■ EXTRACTED INFORMATION
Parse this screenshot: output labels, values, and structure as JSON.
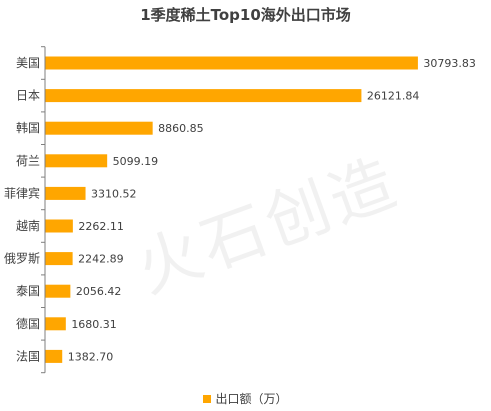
{
  "watermark": "火石创造",
  "colors": {
    "bar": "#FFA600",
    "axis": "#7f7f7f",
    "text": "#404040"
  },
  "chart_data": {
    "type": "bar",
    "orientation": "horizontal",
    "title": "1季度稀土Top10海外出口市场",
    "categories": [
      "美国",
      "日本",
      "韩国",
      "荷兰",
      "菲律宾",
      "越南",
      "俄罗斯",
      "泰国",
      "德国",
      "法国"
    ],
    "series": [
      {
        "name": "出口额（万）",
        "values": [
          30793.83,
          26121.84,
          8860.85,
          5099.19,
          3310.52,
          2262.11,
          2242.89,
          2056.42,
          1680.31,
          1382.7
        ],
        "labels": [
          "30793.83",
          "26121.84",
          "8860.85",
          "5099.19",
          "3310.52",
          "2262.11",
          "2242.89",
          "2056.42",
          "1680.31",
          "1382.70"
        ]
      }
    ],
    "xlim": [
      0,
      32000
    ],
    "grid": false,
    "legend_position": "bottom"
  }
}
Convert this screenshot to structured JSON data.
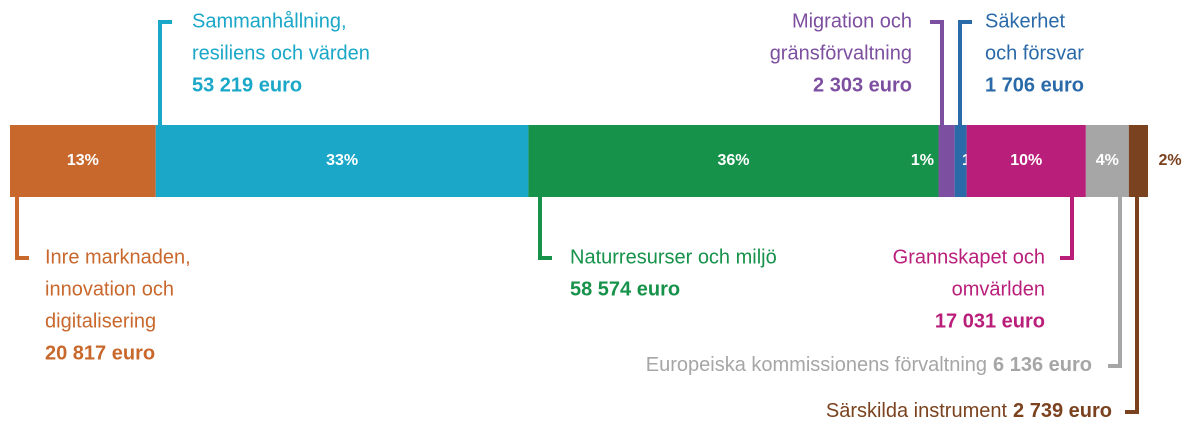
{
  "chart_data": {
    "type": "stacked-bar",
    "series": [
      {
        "name": [
          "Inre marknaden,",
          "innovation och",
          "digitalisering"
        ],
        "color": "#c8682c",
        "values": [
          20817
        ],
        "value_labels": [
          "20 817 euro"
        ],
        "percentages": [
          13
        ],
        "percentage_labels": [
          "13%"
        ]
      },
      {
        "name": [
          "Sammanhållning,",
          "resiliens och värden"
        ],
        "color": "#1aa7c8",
        "values": [
          53219
        ],
        "value_labels": [
          "53 219 euro"
        ],
        "percentages": [
          33
        ],
        "percentage_labels": [
          "33%"
        ]
      },
      {
        "name": [
          "Naturresurser och miljö"
        ],
        "color": "#16924a",
        "values": [
          58574
        ],
        "value_labels": [
          "58 574 euro"
        ],
        "percentages": [
          36
        ],
        "percentage_labels": [
          "36%"
        ]
      },
      {
        "name": [
          "Migration och",
          "gränsförvaltning"
        ],
        "color": "#7d4fa0",
        "values": [
          2303
        ],
        "value_labels": [
          "2 303 euro"
        ],
        "percentages": [
          1
        ],
        "percentage_labels": [
          "1%"
        ]
      },
      {
        "name": [
          "Säkerhet",
          "och försvar"
        ],
        "color": "#2a6aa8",
        "values": [
          1706
        ],
        "value_labels": [
          "1 706 euro"
        ],
        "percentages": [
          1
        ],
        "percentage_labels": [
          "1%"
        ]
      },
      {
        "name": [
          "Grannskapet och",
          "omvärlden"
        ],
        "color": "#b91f7a",
        "values": [
          17031
        ],
        "value_labels": [
          "17 031 euro"
        ],
        "percentages": [
          10
        ],
        "percentage_labels": [
          "10%"
        ]
      },
      {
        "name": [
          "Europeiska kommissionens förvaltning"
        ],
        "color": "#a6a6a6",
        "values": [
          6136
        ],
        "value_labels": [
          "6 136 euro"
        ],
        "percentages": [
          4
        ],
        "percentage_labels": [
          "4%"
        ]
      },
      {
        "name": [
          "Särskilda instrument"
        ],
        "color": "#7a421e",
        "values": [
          2739
        ],
        "value_labels": [
          "2 739 euro"
        ],
        "percentages": [
          2
        ],
        "percentage_labels": [
          "2%"
        ]
      }
    ]
  }
}
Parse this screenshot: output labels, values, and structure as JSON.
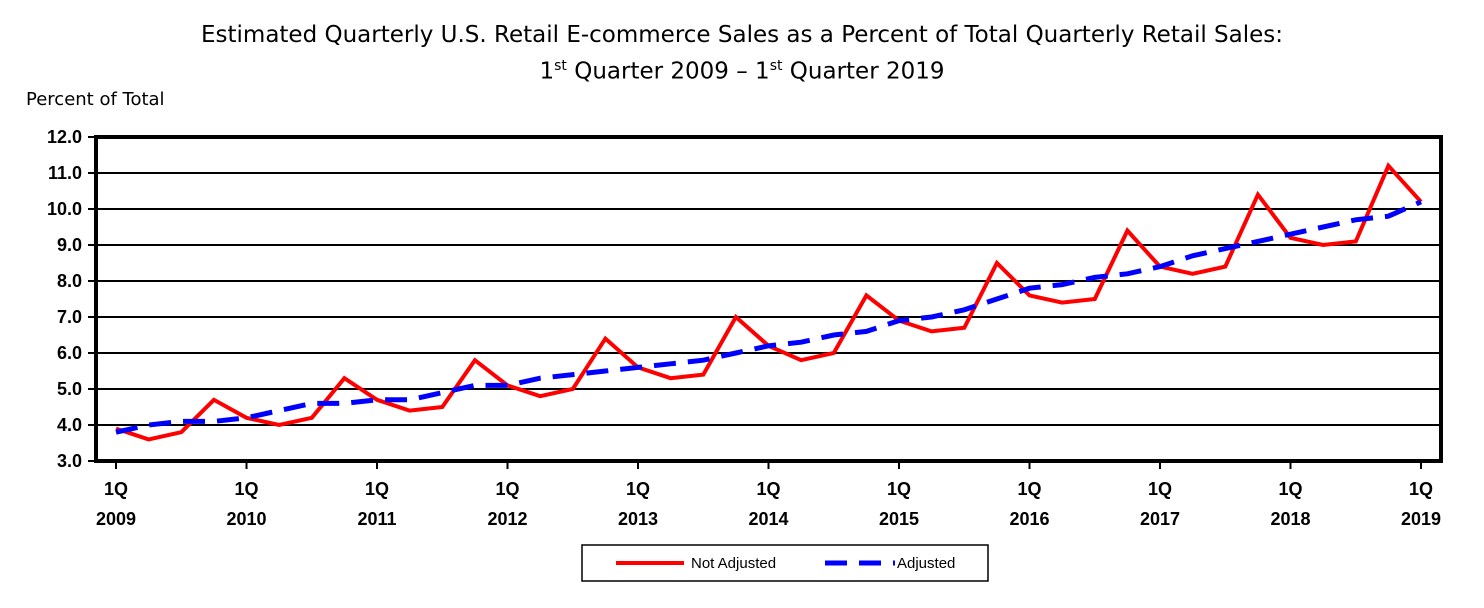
{
  "chart_data": {
    "type": "line",
    "title_line1": "Estimated Quarterly U.S. Retail E-commerce Sales as a Percent of Total Quarterly Retail Sales:",
    "title_line2": {
      "p1": "1",
      "sup1": "st",
      "p2": " Quarter 2009 – 1",
      "sup2": "st",
      "p3": " Quarter 2019"
    },
    "ylabel": "Percent of Total",
    "xlabel": "",
    "ylim": [
      3.0,
      12.0
    ],
    "yticks": [
      "3.0",
      "4.0",
      "5.0",
      "6.0",
      "7.0",
      "8.0",
      "9.0",
      "10.0",
      "11.0",
      "12.0"
    ],
    "xticks": [
      {
        "q": "1Q",
        "year": "2009"
      },
      {
        "q": "1Q",
        "year": "2010"
      },
      {
        "q": "1Q",
        "year": "2011"
      },
      {
        "q": "1Q",
        "year": "2012"
      },
      {
        "q": "1Q",
        "year": "2013"
      },
      {
        "q": "1Q",
        "year": "2014"
      },
      {
        "q": "1Q",
        "year": "2015"
      },
      {
        "q": "1Q",
        "year": "2016"
      },
      {
        "q": "1Q",
        "year": "2017"
      },
      {
        "q": "1Q",
        "year": "2018"
      },
      {
        "q": "1Q",
        "year": "2019"
      }
    ],
    "x_range": [
      "2009 Q1",
      "2019 Q1"
    ],
    "grid": true,
    "legend_position": "bottom-center",
    "series": [
      {
        "name": "Not Adjusted",
        "color": "#ff0000",
        "style": "solid",
        "values": [
          3.9,
          3.6,
          3.8,
          4.7,
          4.2,
          4.0,
          4.2,
          5.3,
          4.7,
          4.4,
          4.5,
          5.8,
          5.1,
          4.8,
          5.0,
          6.4,
          5.6,
          5.3,
          5.4,
          7.0,
          6.2,
          5.8,
          6.0,
          7.6,
          6.9,
          6.6,
          6.7,
          8.5,
          7.6,
          7.4,
          7.5,
          9.4,
          8.4,
          8.2,
          8.4,
          10.4,
          9.2,
          9.0,
          9.1,
          11.2,
          10.2
        ]
      },
      {
        "name": "Adjusted",
        "color": "#0000ff",
        "style": "dashed",
        "values": [
          3.8,
          4.0,
          4.1,
          4.1,
          4.2,
          4.4,
          4.6,
          4.6,
          4.7,
          4.7,
          4.9,
          5.1,
          5.1,
          5.3,
          5.4,
          5.5,
          5.6,
          5.7,
          5.8,
          6.0,
          6.2,
          6.3,
          6.5,
          6.6,
          6.9,
          7.0,
          7.2,
          7.5,
          7.8,
          7.9,
          8.1,
          8.2,
          8.4,
          8.7,
          8.9,
          9.1,
          9.3,
          9.5,
          9.7,
          9.8,
          10.2
        ]
      }
    ]
  }
}
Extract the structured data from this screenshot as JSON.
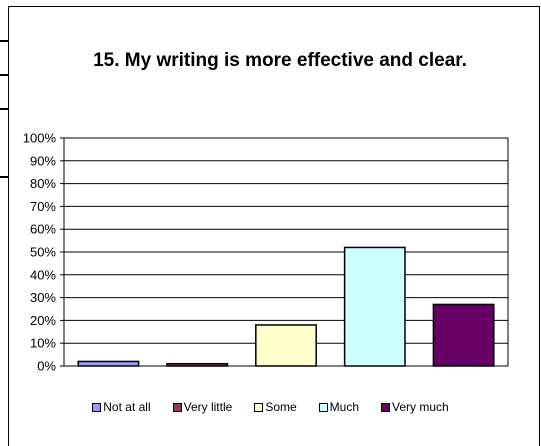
{
  "chart_data": {
    "type": "bar",
    "title": "15. My writing is more effective and clear.",
    "xlabel": "",
    "ylabel": "",
    "categories": [
      "Not at all",
      "Very little",
      "Some",
      "Much",
      "Very much"
    ],
    "values": [
      2,
      1,
      18,
      52,
      27
    ],
    "y_tick_labels": [
      "0%",
      "10%",
      "20%",
      "30%",
      "40%",
      "50%",
      "60%",
      "70%",
      "80%",
      "90%",
      "100%"
    ],
    "ylim": [
      0,
      100
    ],
    "grid": true,
    "legend_position": "bottom",
    "colors": [
      "#9999ff",
      "#993366",
      "#ffffcc",
      "#ccffff",
      "#660066"
    ],
    "plot_background": "#ffffff"
  }
}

■ AIM
Each line of the material must be retyped exactly, except that images are omitted.

■ THE REPLY
Parse this screenshot: output labels, values, and structure as JSON.
{
  "watermark": "火石创造",
  "colors": {
    "bar": "#FFA600",
    "axis": "#7f7f7f",
    "text": "#404040"
  },
  "chart_data": {
    "type": "bar",
    "orientation": "horizontal",
    "title": "1季度稀土Top10海外出口市场",
    "categories": [
      "美国",
      "日本",
      "韩国",
      "荷兰",
      "菲律宾",
      "越南",
      "俄罗斯",
      "泰国",
      "德国",
      "法国"
    ],
    "series": [
      {
        "name": "出口额（万）",
        "values": [
          30793.83,
          26121.84,
          8860.85,
          5099.19,
          3310.52,
          2262.11,
          2242.89,
          2056.42,
          1680.31,
          1382.7
        ],
        "labels": [
          "30793.83",
          "26121.84",
          "8860.85",
          "5099.19",
          "3310.52",
          "2262.11",
          "2242.89",
          "2056.42",
          "1680.31",
          "1382.70"
        ]
      }
    ],
    "xlim": [
      0,
      32000
    ],
    "grid": false,
    "legend_position": "bottom"
  }
}
Convert this screenshot to structured JSON data.
{
  "chart_data": {
    "type": "stacked-bar",
    "series": [
      {
        "name": [
          "Inre marknaden,",
          "innovation och",
          "digitalisering"
        ],
        "color": "#c8682c",
        "values": [
          20817
        ],
        "value_labels": [
          "20 817 euro"
        ],
        "percentages": [
          13
        ],
        "percentage_labels": [
          "13%"
        ]
      },
      {
        "name": [
          "Sammanhållning,",
          "resiliens och värden"
        ],
        "color": "#1aa7c8",
        "values": [
          53219
        ],
        "value_labels": [
          "53 219 euro"
        ],
        "percentages": [
          33
        ],
        "percentage_labels": [
          "33%"
        ]
      },
      {
        "name": [
          "Naturresurser och miljö"
        ],
        "color": "#16924a",
        "values": [
          58574
        ],
        "value_labels": [
          "58 574 euro"
        ],
        "percentages": [
          36
        ],
        "percentage_labels": [
          "36%"
        ]
      },
      {
        "name": [
          "Migration och",
          "gränsförvaltning"
        ],
        "color": "#7d4fa0",
        "values": [
          2303
        ],
        "value_labels": [
          "2 303 euro"
        ],
        "percentages": [
          1
        ],
        "percentage_labels": [
          "1%"
        ]
      },
      {
        "name": [
          "Säkerhet",
          "och försvar"
        ],
        "color": "#2a6aa8",
        "values": [
          1706
        ],
        "value_labels": [
          "1 706 euro"
        ],
        "percentages": [
          1
        ],
        "percentage_labels": [
          "1%"
        ]
      },
      {
        "name": [
          "Grannskapet och",
          "omvärlden"
        ],
        "color": "#b91f7a",
        "values": [
          17031
        ],
        "value_labels": [
          "17 031 euro"
        ],
        "percentages": [
          10
        ],
        "percentage_labels": [
          "10%"
        ]
      },
      {
        "name": [
          "Europeiska kommissionens förvaltning"
        ],
        "color": "#a6a6a6",
        "values": [
          6136
        ],
        "value_labels": [
          "6 136 euro"
        ],
        "percentages": [
          4
        ],
        "percentage_labels": [
          "4%"
        ]
      },
      {
        "name": [
          "Särskilda instrument"
        ],
        "color": "#7a421e",
        "values": [
          2739
        ],
        "value_labels": [
          "2 739 euro"
        ],
        "percentages": [
          2
        ],
        "percentage_labels": [
          "2%"
        ]
      }
    ]
  }
}
Parse this screenshot: output labels, values, and structure as JSON.
{
  "chart_data": {
    "type": "line",
    "title_line1": "Estimated Quarterly U.S. Retail E-commerce Sales as a Percent of Total Quarterly Retail Sales:",
    "title_line2": {
      "p1": "1",
      "sup1": "st",
      "p2": " Quarter 2009 – 1",
      "sup2": "st",
      "p3": " Quarter 2019"
    },
    "ylabel": "Percent of Total",
    "xlabel": "",
    "ylim": [
      3.0,
      12.0
    ],
    "yticks": [
      "3.0",
      "4.0",
      "5.0",
      "6.0",
      "7.0",
      "8.0",
      "9.0",
      "10.0",
      "11.0",
      "12.0"
    ],
    "xticks": [
      {
        "q": "1Q",
        "year": "2009"
      },
      {
        "q": "1Q",
        "year": "2010"
      },
      {
        "q": "1Q",
        "year": "2011"
      },
      {
        "q": "1Q",
        "year": "2012"
      },
      {
        "q": "1Q",
        "year": "2013"
      },
      {
        "q": "1Q",
        "year": "2014"
      },
      {
        "q": "1Q",
        "year": "2015"
      },
      {
        "q": "1Q",
        "year": "2016"
      },
      {
        "q": "1Q",
        "year": "2017"
      },
      {
        "q": "1Q",
        "year": "2018"
      },
      {
        "q": "1Q",
        "year": "2019"
      }
    ],
    "x_range": [
      "2009 Q1",
      "2019 Q1"
    ],
    "grid": true,
    "legend_position": "bottom-center",
    "series": [
      {
        "name": "Not Adjusted",
        "color": "#ff0000",
        "style": "solid",
        "values": [
          3.9,
          3.6,
          3.8,
          4.7,
          4.2,
          4.0,
          4.2,
          5.3,
          4.7,
          4.4,
          4.5,
          5.8,
          5.1,
          4.8,
          5.0,
          6.4,
          5.6,
          5.3,
          5.4,
          7.0,
          6.2,
          5.8,
          6.0,
          7.6,
          6.9,
          6.6,
          6.7,
          8.5,
          7.6,
          7.4,
          7.5,
          9.4,
          8.4,
          8.2,
          8.4,
          10.4,
          9.2,
          9.0,
          9.1,
          11.2,
          10.2
        ]
      },
      {
        "name": "Adjusted",
        "color": "#0000ff",
        "style": "dashed",
        "values": [
          3.8,
          4.0,
          4.1,
          4.1,
          4.2,
          4.4,
          4.6,
          4.6,
          4.7,
          4.7,
          4.9,
          5.1,
          5.1,
          5.3,
          5.4,
          5.5,
          5.6,
          5.7,
          5.8,
          6.0,
          6.2,
          6.3,
          6.5,
          6.6,
          6.9,
          7.0,
          7.2,
          7.5,
          7.8,
          7.9,
          8.1,
          8.2,
          8.4,
          8.7,
          8.9,
          9.1,
          9.3,
          9.5,
          9.7,
          9.8,
          10.2
        ]
      }
    ]
  }
}
Extract the structured data from this screenshot as JSON.
{
  "chart_data": {
    "type": "bar",
    "title": "15. My writing is more effective and clear.",
    "xlabel": "",
    "ylabel": "",
    "categories": [
      "Not at all",
      "Very little",
      "Some",
      "Much",
      "Very much"
    ],
    "values": [
      2,
      1,
      18,
      52,
      27
    ],
    "y_tick_labels": [
      "0%",
      "10%",
      "20%",
      "30%",
      "40%",
      "50%",
      "60%",
      "70%",
      "80%",
      "90%",
      "100%"
    ],
    "ylim": [
      0,
      100
    ],
    "grid": true,
    "legend_position": "bottom",
    "colors": [
      "#9999ff",
      "#993366",
      "#ffffcc",
      "#ccffff",
      "#660066"
    ],
    "plot_background": "#ffffff"
  }
}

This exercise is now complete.